**TASK OBJECTIVE**. Copy each line below that contains "Αὐστραλίας".

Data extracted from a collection
** START **

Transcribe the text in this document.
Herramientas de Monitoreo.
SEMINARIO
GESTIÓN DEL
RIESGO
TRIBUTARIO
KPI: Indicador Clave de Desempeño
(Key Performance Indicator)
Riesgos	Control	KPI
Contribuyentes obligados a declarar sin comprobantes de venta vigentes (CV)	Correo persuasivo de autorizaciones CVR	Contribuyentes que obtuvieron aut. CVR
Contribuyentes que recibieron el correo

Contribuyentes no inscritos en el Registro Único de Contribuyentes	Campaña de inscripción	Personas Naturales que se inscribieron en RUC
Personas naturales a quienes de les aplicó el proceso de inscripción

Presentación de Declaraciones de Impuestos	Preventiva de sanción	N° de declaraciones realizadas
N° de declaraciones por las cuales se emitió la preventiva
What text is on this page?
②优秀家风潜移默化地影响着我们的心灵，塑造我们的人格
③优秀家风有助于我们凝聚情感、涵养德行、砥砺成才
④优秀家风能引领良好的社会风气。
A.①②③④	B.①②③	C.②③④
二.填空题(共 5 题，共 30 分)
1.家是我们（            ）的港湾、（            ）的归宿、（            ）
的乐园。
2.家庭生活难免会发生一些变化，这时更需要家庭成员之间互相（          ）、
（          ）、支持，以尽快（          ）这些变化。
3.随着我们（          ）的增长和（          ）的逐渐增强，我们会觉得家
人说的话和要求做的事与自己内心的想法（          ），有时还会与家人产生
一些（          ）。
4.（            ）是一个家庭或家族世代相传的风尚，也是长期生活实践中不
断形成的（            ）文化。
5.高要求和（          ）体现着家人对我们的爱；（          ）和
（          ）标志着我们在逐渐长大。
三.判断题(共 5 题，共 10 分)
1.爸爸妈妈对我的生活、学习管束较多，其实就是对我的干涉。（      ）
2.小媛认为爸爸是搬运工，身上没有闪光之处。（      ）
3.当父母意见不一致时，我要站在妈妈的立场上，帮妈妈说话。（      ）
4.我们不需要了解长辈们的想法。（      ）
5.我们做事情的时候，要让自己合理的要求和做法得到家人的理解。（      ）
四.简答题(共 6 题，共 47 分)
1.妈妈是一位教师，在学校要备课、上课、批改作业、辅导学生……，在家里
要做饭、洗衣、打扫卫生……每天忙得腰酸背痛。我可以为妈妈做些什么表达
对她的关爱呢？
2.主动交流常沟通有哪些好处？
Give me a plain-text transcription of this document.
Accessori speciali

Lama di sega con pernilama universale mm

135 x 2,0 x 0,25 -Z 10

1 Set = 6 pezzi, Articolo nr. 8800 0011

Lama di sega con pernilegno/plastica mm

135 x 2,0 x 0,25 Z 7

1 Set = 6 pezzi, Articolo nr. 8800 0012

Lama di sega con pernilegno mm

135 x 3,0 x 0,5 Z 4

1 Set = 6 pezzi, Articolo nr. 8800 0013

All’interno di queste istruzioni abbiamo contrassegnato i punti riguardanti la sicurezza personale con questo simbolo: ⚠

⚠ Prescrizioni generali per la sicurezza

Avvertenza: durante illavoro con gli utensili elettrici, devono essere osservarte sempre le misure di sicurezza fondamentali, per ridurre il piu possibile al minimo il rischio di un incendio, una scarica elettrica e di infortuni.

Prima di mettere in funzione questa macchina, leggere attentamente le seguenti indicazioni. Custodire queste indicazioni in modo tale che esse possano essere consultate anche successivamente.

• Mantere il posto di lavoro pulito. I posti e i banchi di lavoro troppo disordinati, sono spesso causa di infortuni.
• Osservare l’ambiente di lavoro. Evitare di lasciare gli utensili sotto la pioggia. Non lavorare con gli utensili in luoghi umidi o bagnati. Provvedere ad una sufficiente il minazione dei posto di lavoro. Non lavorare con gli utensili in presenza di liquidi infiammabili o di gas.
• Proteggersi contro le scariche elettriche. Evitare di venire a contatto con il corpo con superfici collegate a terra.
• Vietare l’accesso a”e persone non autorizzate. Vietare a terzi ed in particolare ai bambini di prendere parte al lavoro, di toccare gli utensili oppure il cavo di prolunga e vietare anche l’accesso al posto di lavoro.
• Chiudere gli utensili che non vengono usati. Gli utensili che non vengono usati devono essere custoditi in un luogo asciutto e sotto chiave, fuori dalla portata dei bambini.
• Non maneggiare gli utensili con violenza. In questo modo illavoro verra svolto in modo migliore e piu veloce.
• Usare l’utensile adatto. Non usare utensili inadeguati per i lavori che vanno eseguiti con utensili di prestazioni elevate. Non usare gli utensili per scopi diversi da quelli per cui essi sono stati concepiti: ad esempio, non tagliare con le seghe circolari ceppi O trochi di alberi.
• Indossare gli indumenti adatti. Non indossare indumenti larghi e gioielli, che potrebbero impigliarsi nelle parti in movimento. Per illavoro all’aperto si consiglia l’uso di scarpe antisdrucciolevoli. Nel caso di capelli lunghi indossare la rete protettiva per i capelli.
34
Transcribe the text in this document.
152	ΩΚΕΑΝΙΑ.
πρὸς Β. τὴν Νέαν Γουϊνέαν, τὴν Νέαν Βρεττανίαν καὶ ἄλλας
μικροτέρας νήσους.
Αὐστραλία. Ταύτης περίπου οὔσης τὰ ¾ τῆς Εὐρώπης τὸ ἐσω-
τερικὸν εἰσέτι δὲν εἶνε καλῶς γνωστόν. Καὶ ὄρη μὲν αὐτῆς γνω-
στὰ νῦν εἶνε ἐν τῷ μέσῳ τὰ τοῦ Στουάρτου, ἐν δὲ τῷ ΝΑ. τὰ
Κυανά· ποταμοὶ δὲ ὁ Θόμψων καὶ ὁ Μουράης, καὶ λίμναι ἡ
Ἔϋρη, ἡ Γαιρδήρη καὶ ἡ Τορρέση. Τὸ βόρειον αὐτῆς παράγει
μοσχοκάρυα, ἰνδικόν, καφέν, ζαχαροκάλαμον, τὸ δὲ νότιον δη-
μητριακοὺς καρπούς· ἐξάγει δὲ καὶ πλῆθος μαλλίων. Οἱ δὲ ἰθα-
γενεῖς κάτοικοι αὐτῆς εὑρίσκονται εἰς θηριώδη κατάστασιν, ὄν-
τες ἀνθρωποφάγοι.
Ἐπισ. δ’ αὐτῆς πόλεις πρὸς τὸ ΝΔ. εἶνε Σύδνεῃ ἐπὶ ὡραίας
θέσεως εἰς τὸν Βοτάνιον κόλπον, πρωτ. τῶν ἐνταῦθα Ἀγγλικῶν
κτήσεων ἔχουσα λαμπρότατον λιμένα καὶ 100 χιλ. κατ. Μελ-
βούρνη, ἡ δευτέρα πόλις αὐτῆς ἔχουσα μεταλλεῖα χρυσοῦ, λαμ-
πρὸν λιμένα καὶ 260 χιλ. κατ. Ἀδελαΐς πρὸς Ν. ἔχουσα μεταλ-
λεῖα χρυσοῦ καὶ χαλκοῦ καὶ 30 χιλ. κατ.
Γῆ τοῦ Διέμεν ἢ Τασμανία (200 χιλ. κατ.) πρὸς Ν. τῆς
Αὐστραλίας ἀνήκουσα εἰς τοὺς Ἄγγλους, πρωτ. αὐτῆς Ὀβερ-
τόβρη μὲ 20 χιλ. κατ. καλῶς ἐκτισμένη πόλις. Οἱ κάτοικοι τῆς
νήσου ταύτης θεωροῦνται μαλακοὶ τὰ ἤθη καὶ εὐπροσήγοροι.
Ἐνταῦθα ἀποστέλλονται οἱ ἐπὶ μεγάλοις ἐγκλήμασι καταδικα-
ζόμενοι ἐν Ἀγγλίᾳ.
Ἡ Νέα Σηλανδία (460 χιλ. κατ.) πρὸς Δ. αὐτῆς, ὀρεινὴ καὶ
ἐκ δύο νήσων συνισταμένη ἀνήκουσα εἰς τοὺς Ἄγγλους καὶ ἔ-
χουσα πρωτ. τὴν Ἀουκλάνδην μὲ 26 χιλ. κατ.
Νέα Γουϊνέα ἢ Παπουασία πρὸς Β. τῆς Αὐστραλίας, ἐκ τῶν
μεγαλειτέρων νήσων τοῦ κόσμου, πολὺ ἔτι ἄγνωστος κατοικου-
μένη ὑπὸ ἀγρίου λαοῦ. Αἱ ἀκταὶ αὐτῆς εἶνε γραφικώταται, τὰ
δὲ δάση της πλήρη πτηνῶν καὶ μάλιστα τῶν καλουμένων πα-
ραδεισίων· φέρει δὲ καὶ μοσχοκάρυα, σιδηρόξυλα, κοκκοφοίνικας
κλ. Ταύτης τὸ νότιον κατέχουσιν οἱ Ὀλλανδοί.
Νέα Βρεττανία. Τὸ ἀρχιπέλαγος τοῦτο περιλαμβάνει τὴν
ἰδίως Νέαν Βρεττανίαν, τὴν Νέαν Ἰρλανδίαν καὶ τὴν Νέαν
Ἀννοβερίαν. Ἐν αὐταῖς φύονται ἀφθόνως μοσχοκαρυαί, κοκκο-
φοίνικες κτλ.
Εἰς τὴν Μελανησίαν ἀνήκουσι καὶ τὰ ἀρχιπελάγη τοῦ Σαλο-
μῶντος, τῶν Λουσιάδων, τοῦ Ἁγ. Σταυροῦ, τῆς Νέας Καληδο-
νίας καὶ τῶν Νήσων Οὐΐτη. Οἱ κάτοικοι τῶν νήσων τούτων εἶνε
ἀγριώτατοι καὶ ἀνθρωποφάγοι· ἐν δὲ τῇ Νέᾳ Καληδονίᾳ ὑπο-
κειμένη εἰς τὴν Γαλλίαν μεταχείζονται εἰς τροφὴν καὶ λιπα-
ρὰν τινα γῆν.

** END **

**RESPONSE**.
Αὐστραλίας ἀνήκουσα εἰς τοὺς Ἄγγλους, πρωτ. αὐτῆς Ὀβερ-
Νέα Γουϊνέα ἢ Παπουασία πρὸς Β. τῆς Αὐστραλίας, ἐκ τῶν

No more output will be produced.